**WHAT IS REQUIRED**
Output every entry exactly as written, but omit the pictures.

**TASK DATA**
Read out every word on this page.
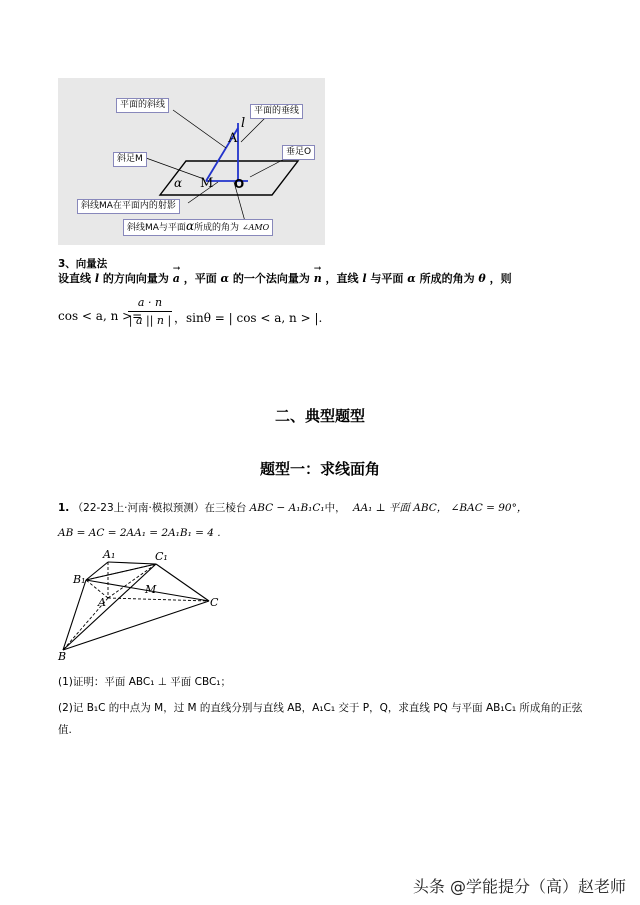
平面的斜线
平面的垂线
斜足M
垂足O
斜线MA在平面内的射影
斜线MA与平面α所成的角为 ∠AMO
A
l
M O
α
3、向量法
设直线 l 的方向向量为
→
a ，平面 α 的一个法向量为
→
n ，直线 l 与平面 α 所成的角为 θ ，则
cos < a, n >=
a · n
| a || n | ，sinθ = | cos < a, n > |.
二、典型题型
题型一：求线面角
1. （22-23上·河南·模拟预测）在三棱台 ABC − A₁B₁C₁中， AA₁ ⊥ 平面 ABC， ∠BAC = 90°，
AB = AC = 2AA₁ = 2A₁B₁ = 4 .
A₁	C₁
B₁
A
M
C
B
(1)证明：平面 ABC₁ ⊥ 平面 CBC₁；
(2)记 B₁C 的中点为 M，过 M 的直线分别与直线 AB，A₁C₁ 交于 P，Q，求直线 PQ 与平面 AB₁C₁ 所成角的正弦
值.
头条 @学能提分（高）赵老师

**TASK SOLUTION**
Read out every word on this page.
平面的斜线
平面的垂线
斜足M
垂足O
斜线MA在平面内的射影
斜线MA与平面α所成的角为 ∠AMO
A
l
M O
α
3、向量法
设直线 l 的方向向量为
→
a ，平面 α 的一个法向量为
→
n ，直线 l 与平面 α 所成的角为 θ ，则
cos < a, n >=
a · n
| a || n | ，sinθ = | cos < a, n > |.
二、典型题型
题型一：求线面角
1. （22-23上·河南·模拟预测）在三棱台 ABC − A₁B₁C₁中， AA₁ ⊥ 平面 ABC， ∠BAC = 90°，
AB = AC = 2AA₁ = 2A₁B₁ = 4 .
A₁	C₁
B₁
A
M
C
B
(1)证明：平面 ABC₁ ⊥ 平面 CBC₁；
(2)记 B₁C 的中点为 M，过 M 的直线分别与直线 AB，A₁C₁ 交于 P，Q，求直线 PQ 与平面 AB₁C₁ 所成角的正弦
值.
头条 @学能提分（高）赵老师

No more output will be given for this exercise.